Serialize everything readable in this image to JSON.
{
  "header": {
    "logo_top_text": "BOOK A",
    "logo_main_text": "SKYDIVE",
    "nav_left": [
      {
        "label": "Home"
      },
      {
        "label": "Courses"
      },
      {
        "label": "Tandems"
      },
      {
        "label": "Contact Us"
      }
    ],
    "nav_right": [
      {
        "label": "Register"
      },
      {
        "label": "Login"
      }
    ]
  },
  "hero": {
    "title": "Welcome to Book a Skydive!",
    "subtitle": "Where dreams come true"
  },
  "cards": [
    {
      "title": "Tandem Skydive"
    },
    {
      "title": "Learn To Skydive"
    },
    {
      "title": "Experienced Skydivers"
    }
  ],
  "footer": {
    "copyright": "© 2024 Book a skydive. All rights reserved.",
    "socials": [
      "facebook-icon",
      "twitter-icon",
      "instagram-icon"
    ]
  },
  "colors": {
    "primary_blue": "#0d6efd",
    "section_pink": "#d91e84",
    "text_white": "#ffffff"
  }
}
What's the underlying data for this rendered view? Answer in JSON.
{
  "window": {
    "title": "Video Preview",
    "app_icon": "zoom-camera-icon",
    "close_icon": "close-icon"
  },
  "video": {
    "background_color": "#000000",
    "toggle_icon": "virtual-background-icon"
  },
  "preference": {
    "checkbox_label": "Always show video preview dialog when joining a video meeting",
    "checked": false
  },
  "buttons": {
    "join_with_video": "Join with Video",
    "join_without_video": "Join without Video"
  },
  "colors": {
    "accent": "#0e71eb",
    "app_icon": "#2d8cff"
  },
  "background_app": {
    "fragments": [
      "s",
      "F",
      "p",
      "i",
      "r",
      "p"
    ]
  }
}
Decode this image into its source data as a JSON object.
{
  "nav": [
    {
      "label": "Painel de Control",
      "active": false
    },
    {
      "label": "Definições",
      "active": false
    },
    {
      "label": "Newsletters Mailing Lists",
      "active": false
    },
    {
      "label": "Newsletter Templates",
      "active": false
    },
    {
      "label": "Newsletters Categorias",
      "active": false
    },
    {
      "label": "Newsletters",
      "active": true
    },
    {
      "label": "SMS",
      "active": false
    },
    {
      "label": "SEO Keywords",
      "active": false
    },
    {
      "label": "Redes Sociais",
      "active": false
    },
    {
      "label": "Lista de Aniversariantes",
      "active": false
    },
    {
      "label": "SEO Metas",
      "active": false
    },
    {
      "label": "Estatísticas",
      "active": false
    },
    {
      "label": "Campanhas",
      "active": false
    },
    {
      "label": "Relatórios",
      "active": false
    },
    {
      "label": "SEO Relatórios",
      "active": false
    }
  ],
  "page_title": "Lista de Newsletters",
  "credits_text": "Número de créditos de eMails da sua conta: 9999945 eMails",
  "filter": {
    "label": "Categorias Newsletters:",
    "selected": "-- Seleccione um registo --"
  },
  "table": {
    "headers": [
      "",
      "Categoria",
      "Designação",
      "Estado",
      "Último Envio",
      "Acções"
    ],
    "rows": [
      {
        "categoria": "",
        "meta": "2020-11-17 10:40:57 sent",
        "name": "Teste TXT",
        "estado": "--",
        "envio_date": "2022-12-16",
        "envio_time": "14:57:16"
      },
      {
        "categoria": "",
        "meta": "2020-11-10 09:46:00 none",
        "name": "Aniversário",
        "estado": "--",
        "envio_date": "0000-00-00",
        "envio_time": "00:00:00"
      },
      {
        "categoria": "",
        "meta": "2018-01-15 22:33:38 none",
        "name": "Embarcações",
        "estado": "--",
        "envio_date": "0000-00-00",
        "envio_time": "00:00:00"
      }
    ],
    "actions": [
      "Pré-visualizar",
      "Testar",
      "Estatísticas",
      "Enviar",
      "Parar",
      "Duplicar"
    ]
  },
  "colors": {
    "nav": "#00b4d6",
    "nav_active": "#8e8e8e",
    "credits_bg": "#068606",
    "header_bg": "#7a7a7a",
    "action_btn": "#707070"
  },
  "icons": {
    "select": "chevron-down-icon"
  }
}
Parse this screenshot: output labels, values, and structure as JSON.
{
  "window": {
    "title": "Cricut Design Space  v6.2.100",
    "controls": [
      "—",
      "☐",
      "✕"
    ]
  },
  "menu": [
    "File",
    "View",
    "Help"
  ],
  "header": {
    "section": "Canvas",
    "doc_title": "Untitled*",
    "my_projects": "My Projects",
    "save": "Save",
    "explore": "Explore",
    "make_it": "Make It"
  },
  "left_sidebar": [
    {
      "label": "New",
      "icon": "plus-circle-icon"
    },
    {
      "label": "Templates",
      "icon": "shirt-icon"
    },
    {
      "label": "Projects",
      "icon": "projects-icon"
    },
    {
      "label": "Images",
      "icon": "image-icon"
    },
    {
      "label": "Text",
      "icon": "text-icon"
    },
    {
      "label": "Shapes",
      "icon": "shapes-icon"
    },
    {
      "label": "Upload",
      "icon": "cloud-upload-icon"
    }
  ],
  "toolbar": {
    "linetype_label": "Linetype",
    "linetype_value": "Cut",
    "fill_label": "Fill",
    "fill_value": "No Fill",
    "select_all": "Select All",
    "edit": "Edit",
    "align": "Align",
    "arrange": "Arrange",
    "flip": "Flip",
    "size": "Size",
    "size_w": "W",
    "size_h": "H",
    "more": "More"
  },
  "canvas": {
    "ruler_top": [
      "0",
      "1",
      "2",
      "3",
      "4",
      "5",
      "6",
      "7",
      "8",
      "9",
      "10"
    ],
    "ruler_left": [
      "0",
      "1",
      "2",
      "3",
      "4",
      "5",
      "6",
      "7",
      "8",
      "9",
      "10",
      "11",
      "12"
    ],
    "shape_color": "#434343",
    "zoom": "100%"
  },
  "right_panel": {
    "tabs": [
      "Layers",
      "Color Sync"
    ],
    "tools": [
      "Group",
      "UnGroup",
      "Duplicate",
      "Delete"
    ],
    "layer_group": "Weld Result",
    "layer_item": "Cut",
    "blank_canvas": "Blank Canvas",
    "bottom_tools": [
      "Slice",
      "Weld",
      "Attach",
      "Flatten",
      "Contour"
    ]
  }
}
----------------------------------------
**PROMPT**
What is needed here is an exact reproduction of all the entries.

**THE RESPONSE**
Serialize everything readable in this image to JSON.
{
  "header": {
    "logo_top_text": "BOOK A",
    "logo_main_text": "SKYDIVE",
    "nav_left": [
      {
        "label": "Home"
      },
      {
        "label": "Courses"
      },
      {
        "label": "Tandems"
      },
      {
        "label": "Contact Us"
      }
    ],
    "nav_right": [
      {
        "label": "Register"
      },
      {
        "label": "Login"
      }
    ]
  },
  "hero": {
    "title": "Welcome to Book a Skydive!",
    "subtitle": "Where dreams come true"
  },
  "cards": [
    {
      "title": "Tandem Skydive"
    },
    {
      "title": "Learn To Skydive"
    },
    {
      "title": "Experienced Skydivers"
    }
  ],
  "footer": {
    "copyright": "© 2024 Book a skydive. All rights reserved.",
    "socials": [
      "facebook-icon",
      "twitter-icon",
      "instagram-icon"
    ]
  },
  "colors": {
    "primary_blue": "#0d6efd",
    "section_pink": "#d91e84",
    "text_white": "#ffffff"
  }
}
What's the underlying data for this rendered view? Answer in JSON.
{
  "window": {
    "title": "Video Preview",
    "app_icon": "zoom-camera-icon",
    "close_icon": "close-icon"
  },
  "video": {
    "background_color": "#000000",
    "toggle_icon": "virtual-background-icon"
  },
  "preference": {
    "checkbox_label": "Always show video preview dialog when joining a video meeting",
    "checked": false
  },
  "buttons": {
    "join_with_video": "Join with Video",
    "join_without_video": "Join without Video"
  },
  "colors": {
    "accent": "#0e71eb",
    "app_icon": "#2d8cff"
  },
  "background_app": {
    "fragments": [
      "s",
      "F",
      "p",
      "i",
      "r",
      "p"
    ]
  }
}
Decode this image into its source data as a JSON object.
{
  "nav": [
    {
      "label": "Painel de Control",
      "active": false
    },
    {
      "label": "Definições",
      "active": false
    },
    {
      "label": "Newsletters Mailing Lists",
      "active": false
    },
    {
      "label": "Newsletter Templates",
      "active": false
    },
    {
      "label": "Newsletters Categorias",
      "active": false
    },
    {
      "label": "Newsletters",
      "active": true
    },
    {
      "label": "SMS",
      "active": false
    },
    {
      "label": "SEO Keywords",
      "active": false
    },
    {
      "label": "Redes Sociais",
      "active": false
    },
    {
      "label": "Lista de Aniversariantes",
      "active": false
    },
    {
      "label": "SEO Metas",
      "active": false
    },
    {
      "label": "Estatísticas",
      "active": false
    },
    {
      "label": "Campanhas",
      "active": false
    },
    {
      "label": "Relatórios",
      "active": false
    },
    {
      "label": "SEO Relatórios",
      "active": false
    }
  ],
  "page_title": "Lista de Newsletters",
  "credits_text": "Número de créditos de eMails da sua conta: 9999945 eMails",
  "filter": {
    "label": "Categorias Newsletters:",
    "selected": "-- Seleccione um registo --"
  },
  "table": {
    "headers": [
      "",
      "Categoria",
      "Designação",
      "Estado",
      "Último Envio",
      "Acções"
    ],
    "rows": [
      {
        "categoria": "",
        "meta": "2020-11-17 10:40:57 sent",
        "name": "Teste TXT",
        "estado": "--",
        "envio_date": "2022-12-16",
        "envio_time": "14:57:16"
      },
      {
        "categoria": "",
        "meta": "2020-11-10 09:46:00 none",
        "name": "Aniversário",
        "estado": "--",
        "envio_date": "0000-00-00",
        "envio_time": "00:00:00"
      },
      {
        "categoria": "",
        "meta": "2018-01-15 22:33:38 none",
        "name": "Embarcações",
        "estado": "--",
        "envio_date": "0000-00-00",
        "envio_time": "00:00:00"
      }
    ],
    "actions": [
      "Pré-visualizar",
      "Testar",
      "Estatísticas",
      "Enviar",
      "Parar",
      "Duplicar"
    ]
  },
  "colors": {
    "nav": "#00b4d6",
    "nav_active": "#8e8e8e",
    "credits_bg": "#068606",
    "header_bg": "#7a7a7a",
    "action_btn": "#707070"
  },
  "icons": {
    "select": "chevron-down-icon"
  }
}
Parse this screenshot: output labels, values, and structure as JSON.
{
  "window": {
    "title": "Cricut Design Space  v6.2.100",
    "controls": [
      "—",
      "☐",
      "✕"
    ]
  },
  "menu": [
    "File",
    "View",
    "Help"
  ],
  "header": {
    "section": "Canvas",
    "doc_title": "Untitled*",
    "my_projects": "My Projects",
    "save": "Save",
    "explore": "Explore",
    "make_it": "Make It"
  },
  "left_sidebar": [
    {
      "label": "New",
      "icon": "plus-circle-icon"
    },
    {
      "label": "Templates",
      "icon": "shirt-icon"
    },
    {
      "label": "Projects",
      "icon": "projects-icon"
    },
    {
      "label": "Images",
      "icon": "image-icon"
    },
    {
      "label": "Text",
      "icon": "text-icon"
    },
    {
      "label": "Shapes",
      "icon": "shapes-icon"
    },
    {
      "label": "Upload",
      "icon": "cloud-upload-icon"
    }
  ],
  "toolbar": {
    "linetype_label": "Linetype",
    "linetype_value": "Cut",
    "fill_label": "Fill",
    "fill_value": "No Fill",
    "select_all": "Select All",
    "edit": "Edit",
    "align": "Align",
    "arrange": "Arrange",
    "flip": "Flip",
    "size": "Size",
    "size_w": "W",
    "size_h": "H",
    "more": "More"
  },
  "canvas": {
    "ruler_top": [
      "0",
      "1",
      "2",
      "3",
      "4",
      "5",
      "6",
      "7",
      "8",
      "9",
      "10"
    ],
    "ruler_left": [
      "0",
      "1",
      "2",
      "3",
      "4",
      "5",
      "6",
      "7",
      "8",
      "9",
      "10",
      "11",
      "12"
    ],
    "shape_color": "#434343",
    "zoom": "100%"
  },
  "right_panel": {
    "tabs": [
      "Layers",
      "Color Sync"
    ],
    "tools": [
      "Group",
      "UnGroup",
      "Duplicate",
      "Delete"
    ],
    "layer_group": "Weld Result",
    "layer_item": "Cut",
    "blank_canvas": "Blank Canvas",
    "bottom_tools": [
      "Slice",
      "Weld",
      "Attach",
      "Flatten",
      "Contour"
    ]
  }
}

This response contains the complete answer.